[Stored items]

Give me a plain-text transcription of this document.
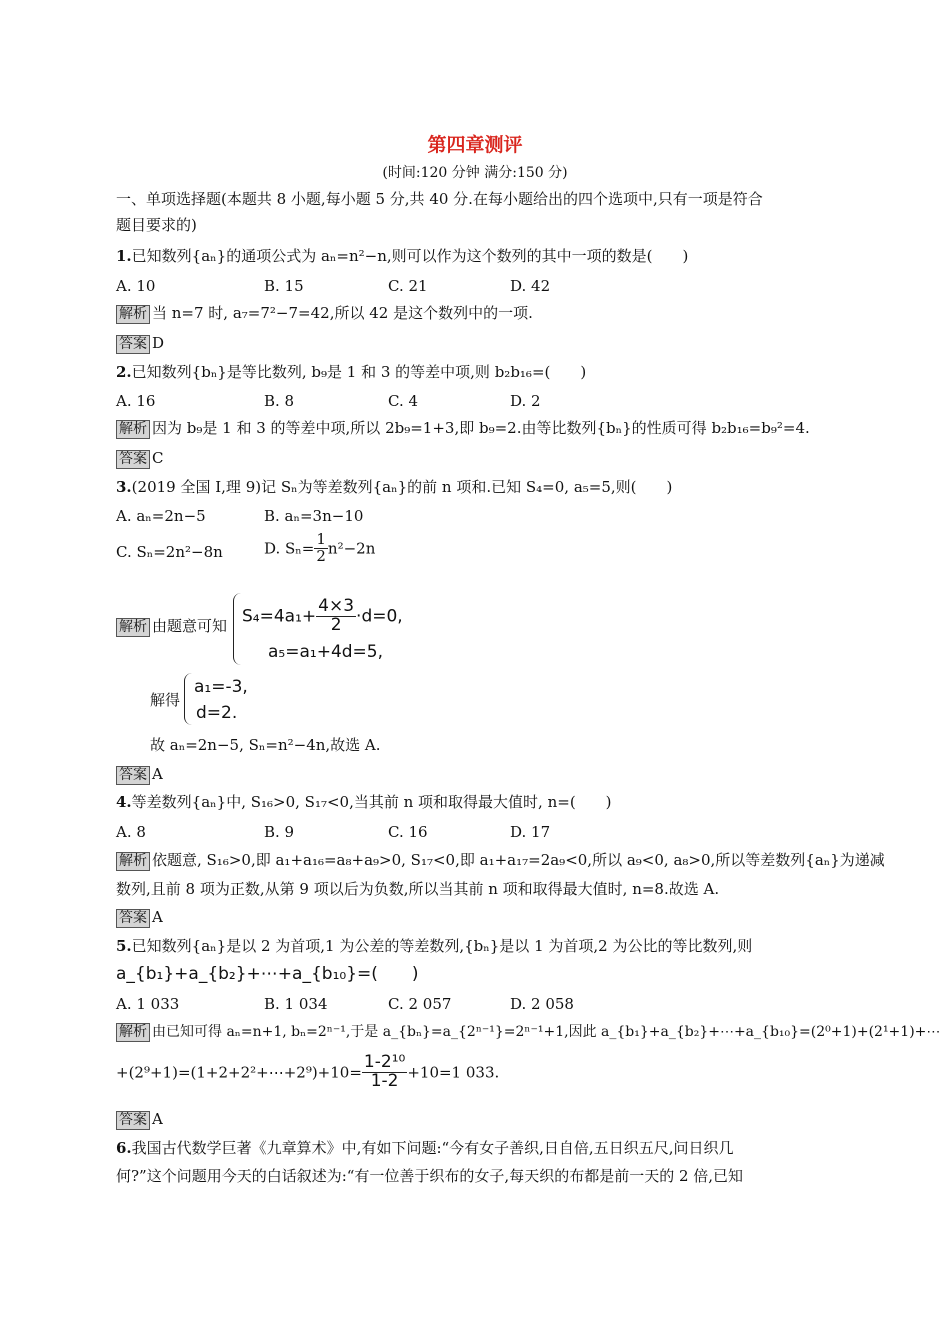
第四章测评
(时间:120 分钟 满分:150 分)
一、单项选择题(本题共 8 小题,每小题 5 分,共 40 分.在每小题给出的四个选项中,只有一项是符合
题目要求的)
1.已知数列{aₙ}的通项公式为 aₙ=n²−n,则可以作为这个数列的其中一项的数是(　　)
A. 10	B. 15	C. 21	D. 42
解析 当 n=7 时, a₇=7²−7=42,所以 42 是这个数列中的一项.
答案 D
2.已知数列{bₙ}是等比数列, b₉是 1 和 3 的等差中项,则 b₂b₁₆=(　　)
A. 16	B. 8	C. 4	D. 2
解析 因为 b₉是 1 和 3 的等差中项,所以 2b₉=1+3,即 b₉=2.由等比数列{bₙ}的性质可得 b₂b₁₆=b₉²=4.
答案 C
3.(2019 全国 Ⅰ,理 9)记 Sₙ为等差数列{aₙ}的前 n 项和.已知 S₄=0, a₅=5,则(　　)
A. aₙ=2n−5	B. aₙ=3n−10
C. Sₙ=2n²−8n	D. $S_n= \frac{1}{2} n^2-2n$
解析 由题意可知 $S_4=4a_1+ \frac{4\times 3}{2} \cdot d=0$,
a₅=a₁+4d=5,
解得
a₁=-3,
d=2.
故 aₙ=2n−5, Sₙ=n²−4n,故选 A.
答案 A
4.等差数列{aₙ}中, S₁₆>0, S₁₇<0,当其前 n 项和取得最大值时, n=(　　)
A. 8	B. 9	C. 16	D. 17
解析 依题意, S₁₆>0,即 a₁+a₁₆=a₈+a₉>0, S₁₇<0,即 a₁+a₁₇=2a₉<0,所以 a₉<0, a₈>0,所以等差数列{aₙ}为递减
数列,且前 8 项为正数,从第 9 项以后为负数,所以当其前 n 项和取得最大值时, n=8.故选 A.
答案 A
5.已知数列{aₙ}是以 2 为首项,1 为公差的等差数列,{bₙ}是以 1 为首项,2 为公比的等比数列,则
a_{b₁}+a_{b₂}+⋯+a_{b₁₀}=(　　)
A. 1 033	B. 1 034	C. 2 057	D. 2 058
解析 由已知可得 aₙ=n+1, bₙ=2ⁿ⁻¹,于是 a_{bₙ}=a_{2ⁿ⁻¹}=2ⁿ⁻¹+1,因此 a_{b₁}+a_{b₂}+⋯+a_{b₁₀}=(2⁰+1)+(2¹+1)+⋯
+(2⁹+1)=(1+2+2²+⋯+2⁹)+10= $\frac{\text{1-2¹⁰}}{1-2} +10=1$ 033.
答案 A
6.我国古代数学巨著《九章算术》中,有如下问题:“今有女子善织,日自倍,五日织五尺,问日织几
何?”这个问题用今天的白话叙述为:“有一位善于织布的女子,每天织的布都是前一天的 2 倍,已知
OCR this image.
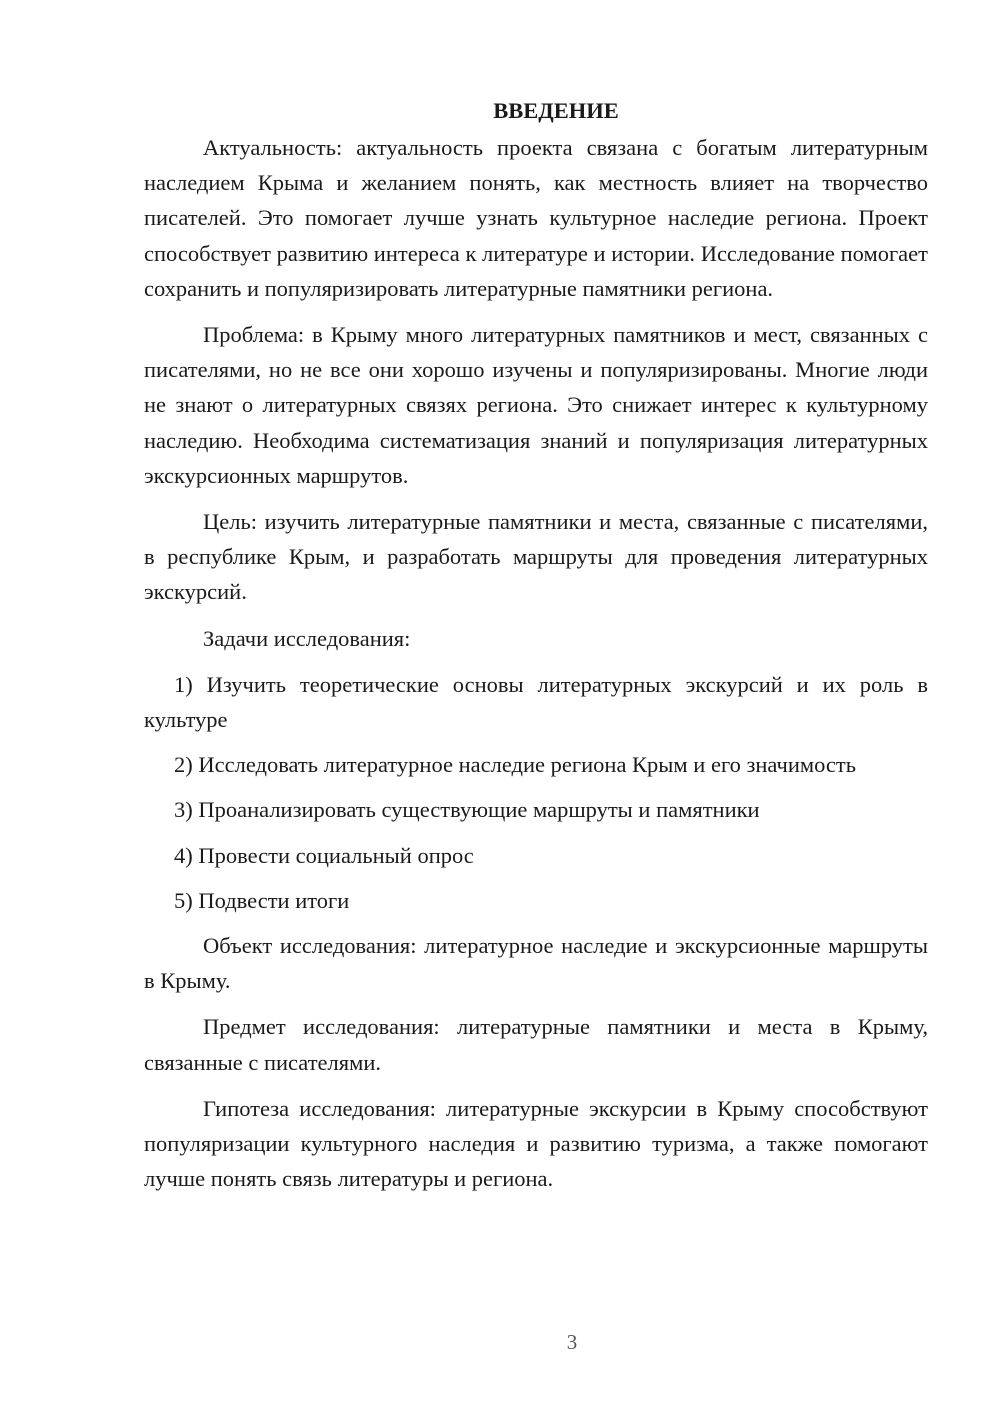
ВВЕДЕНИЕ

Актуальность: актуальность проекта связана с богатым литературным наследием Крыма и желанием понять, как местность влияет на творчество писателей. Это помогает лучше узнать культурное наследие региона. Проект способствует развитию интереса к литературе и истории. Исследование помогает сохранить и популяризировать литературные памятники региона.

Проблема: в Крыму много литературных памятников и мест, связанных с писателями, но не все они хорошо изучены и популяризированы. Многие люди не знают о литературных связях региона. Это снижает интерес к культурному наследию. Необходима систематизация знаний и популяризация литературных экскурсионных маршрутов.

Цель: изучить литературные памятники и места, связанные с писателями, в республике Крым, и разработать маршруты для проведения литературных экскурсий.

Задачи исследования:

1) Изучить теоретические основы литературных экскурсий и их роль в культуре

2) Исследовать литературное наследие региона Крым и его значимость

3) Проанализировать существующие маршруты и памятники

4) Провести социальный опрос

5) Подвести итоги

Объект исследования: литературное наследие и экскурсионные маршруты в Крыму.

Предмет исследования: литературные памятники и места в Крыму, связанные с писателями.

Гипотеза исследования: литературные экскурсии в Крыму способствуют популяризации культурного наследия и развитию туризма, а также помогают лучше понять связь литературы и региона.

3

**Given task**. Make an exact copy of the records above, with the pictures left out.

**Correct result**.
Give me a plain-text transcription of this document.
第四章测评
(时间:120 分钟 满分:150 分)
一、单项选择题(本题共 8 小题,每小题 5 分,共 40 分.在每小题给出的四个选项中,只有一项是符合
题目要求的)
1.已知数列{aₙ}的通项公式为 aₙ=n²−n,则可以作为这个数列的其中一项的数是(　　)
A. 10	B. 15	C. 21	D. 42
解析 当 n=7 时, a₇=7²−7=42,所以 42 是这个数列中的一项.
答案 D
2.已知数列{bₙ}是等比数列, b₉是 1 和 3 的等差中项,则 b₂b₁₆=(　　)
A. 16	B. 8	C. 4	D. 2
解析 因为 b₉是 1 和 3 的等差中项,所以 2b₉=1+3,即 b₉=2.由等比数列{bₙ}的性质可得 b₂b₁₆=b₉²=4.
答案 C
3.(2019 全国 Ⅰ,理 9)记 Sₙ为等差数列{aₙ}的前 n 项和.已知 S₄=0, a₅=5,则(　　)
A. aₙ=2n−5	B. aₙ=3n−10
C. Sₙ=2n²−8n	D. $S_n= \frac{1}{2} n^2-2n$
解析 由题意可知 $S_4=4a_1+ \frac{4\times 3}{2} \cdot d=0$,
a₅=a₁+4d=5,
解得
a₁=-3,
d=2.
故 aₙ=2n−5, Sₙ=n²−4n,故选 A.
答案 A
4.等差数列{aₙ}中, S₁₆>0, S₁₇<0,当其前 n 项和取得最大值时, n=(　　)
A. 8	B. 9	C. 16	D. 17
解析 依题意, S₁₆>0,即 a₁+a₁₆=a₈+a₉>0, S₁₇<0,即 a₁+a₁₇=2a₉<0,所以 a₉<0, a₈>0,所以等差数列{aₙ}为递减
数列,且前 8 项为正数,从第 9 项以后为负数,所以当其前 n 项和取得最大值时, n=8.故选 A.
答案 A
5.已知数列{aₙ}是以 2 为首项,1 为公差的等差数列,{bₙ}是以 1 为首项,2 为公比的等比数列,则
a_{b₁}+a_{b₂}+⋯+a_{b₁₀}=(　　)
A. 1 033	B. 1 034	C. 2 057	D. 2 058
解析 由已知可得 aₙ=n+1, bₙ=2ⁿ⁻¹,于是 a_{bₙ}=a_{2ⁿ⁻¹}=2ⁿ⁻¹+1,因此 a_{b₁}+a_{b₂}+⋯+a_{b₁₀}=(2⁰+1)+(2¹+1)+⋯
+(2⁹+1)=(1+2+2²+⋯+2⁹)+10= $\frac{\text{1-2¹⁰}}{1-2} +10=1$ 033.
答案 A
6.我国古代数学巨著《九章算术》中,有如下问题:“今有女子善织,日自倍,五日织五尺,问日织几
何?”这个问题用今天的白话叙述为:“有一位善于织布的女子,每天织的布都是前一天的 2 倍,已知
OCR this image.
ВВЕДЕНИЕ

Актуальность: актуальность проекта связана с богатым литературным наследием Крыма и желанием понять, как местность влияет на творчество писателей. Это помогает лучше узнать культурное наследие региона. Проект способствует развитию интереса к литературе и истории. Исследование помогает сохранить и популяризировать литературные памятники региона.

Проблема: в Крыму много литературных памятников и мест, связанных с писателями, но не все они хорошо изучены и популяризированы. Многие люди не знают о литературных связях региона. Это снижает интерес к культурному наследию. Необходима систематизация знаний и популяризация литературных экскурсионных маршрутов.

Цель: изучить литературные памятники и места, связанные с писателями, в республике Крым, и разработать маршруты для проведения литературных экскурсий.

Задачи исследования:

1) Изучить теоретические основы литературных экскурсий и их роль в культуре

2) Исследовать литературное наследие региона Крым и его значимость

3) Проанализировать существующие маршруты и памятники

4) Провести социальный опрос

5) Подвести итоги

Объект исследования: литературное наследие и экскурсионные маршруты в Крыму.

Предмет исследования: литературные памятники и места в Крыму, связанные с писателями.

Гипотеза исследования: литературные экскурсии в Крыму способствуют популяризации культурного наследия и развитию туризма, а также помогают лучше понять связь литературы и региона.

3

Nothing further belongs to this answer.